Collected data:
----

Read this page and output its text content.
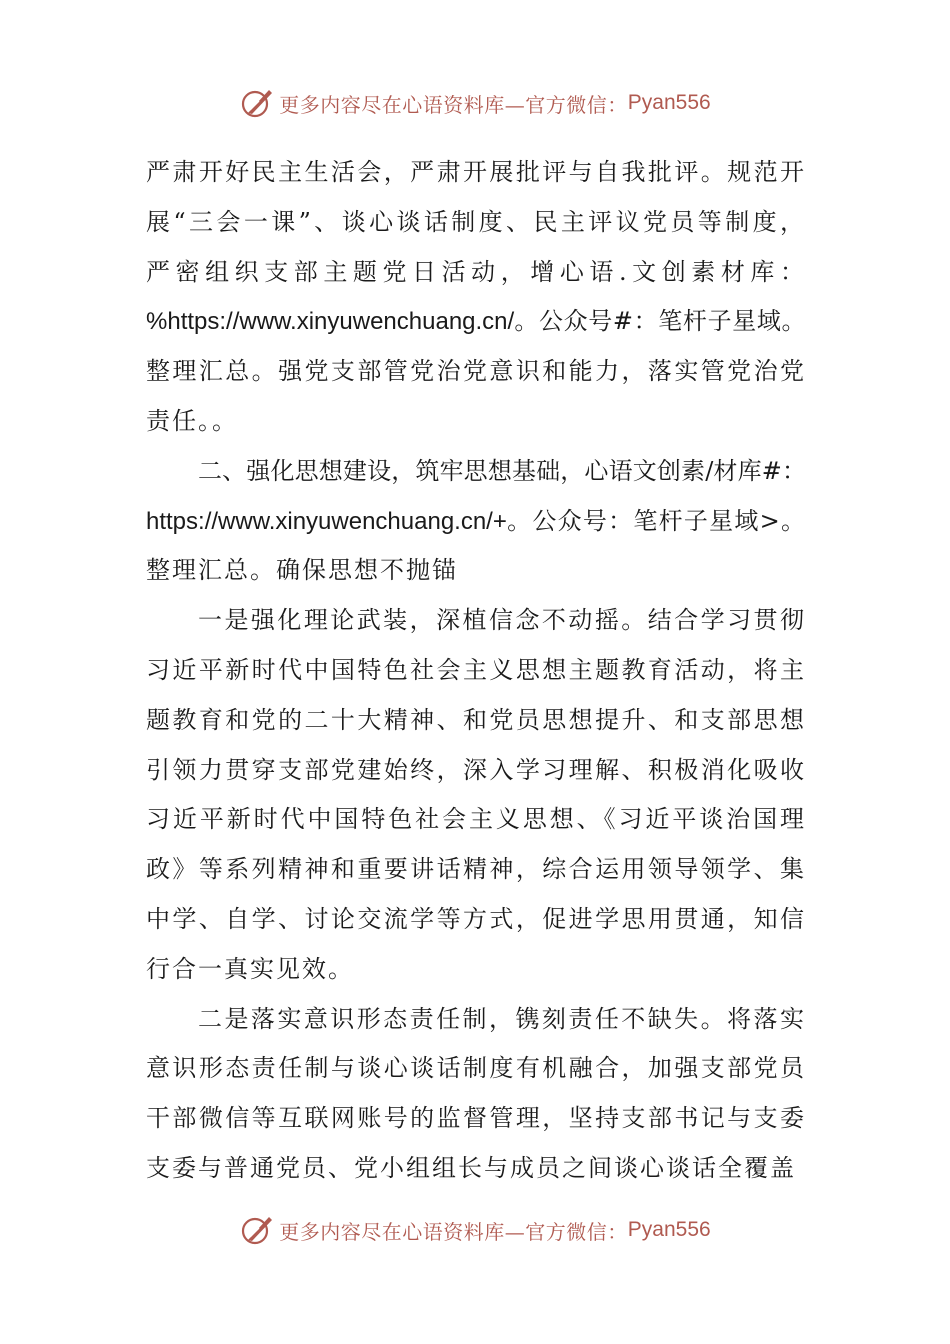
更多内容尽在心语资料库—官方微信： Pyan556
严肃开好民主生活会，严肃开展批评与自我批评。规范开
展“三会一课”、谈心谈话制度、民主评议党员等制度，
严密组织支部主题党日活动，增心语.文创素材库：
%https://www.xinyuwenchuang.cn/。公众号#：笔杆子星域。
整理汇总。强党支部管党治党意识和能力，落实管党治党
责任。。
二、强化思想建设，筑牢思想基础，心语文创素/材库#：
https://www.xinyuwenchuang.cn/+。公众号：笔杆子星域>。
整理汇总。确保思想不抛锚
一是强化理论武装，深植信念不动摇。结合学习贯彻
习近平新时代中国特色社会主义思想主题教育活动，将主
题教育和党的二十大精神、和党员思想提升、和支部思想
引领力贯穿支部党建始终，深入学习理解、积极消化吸收
习近平新时代中国特色社会主义思想、《习近平谈治国理
政》等系列精神和重要讲话精神，综合运用领导领学、集
中学、自学、讨论交流学等方式，促进学思用贯通，知信
行合一真实见效。
二是落实意识形态责任制，镌刻责任不缺失。将落实
意识形态责任制与谈心谈话制度有机融合，加强支部党员
干部微信等互联网账号的监督管理，坚持支部书记与支委
支委与普通党员、党小组组长与成员之间谈心谈话全覆盖
更多内容尽在心语资料库—官方微信： Pyan556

----

> What the task requires:
Without the pictures, restate each entry exactly.

> Solution:
Read this page and output its text content.
更多内容尽在心语资料库—官方微信： Pyan556
严肃开好民主生活会，严肃开展批评与自我批评。规范开
展“三会一课”、谈心谈话制度、民主评议党员等制度，
严密组织支部主题党日活动，增心语.文创素材库：
%https://www.xinyuwenchuang.cn/。公众号#：笔杆子星域。
整理汇总。强党支部管党治党意识和能力，落实管党治党
责任。。
二、强化思想建设，筑牢思想基础，心语文创素/材库#：
https://www.xinyuwenchuang.cn/+。公众号：笔杆子星域>。
整理汇总。确保思想不抛锚
一是强化理论武装，深植信念不动摇。结合学习贯彻
习近平新时代中国特色社会主义思想主题教育活动，将主
题教育和党的二十大精神、和党员思想提升、和支部思想
引领力贯穿支部党建始终，深入学习理解、积极消化吸收
习近平新时代中国特色社会主义思想、《习近平谈治国理
政》等系列精神和重要讲话精神，综合运用领导领学、集
中学、自学、讨论交流学等方式，促进学思用贯通，知信
行合一真实见效。
二是落实意识形态责任制，镌刻责任不缺失。将落实
意识形态责任制与谈心谈话制度有机融合，加强支部党员
干部微信等互联网账号的监督管理，坚持支部书记与支委
支委与普通党员、党小组组长与成员之间谈心谈话全覆盖
更多内容尽在心语资料库—官方微信： Pyan556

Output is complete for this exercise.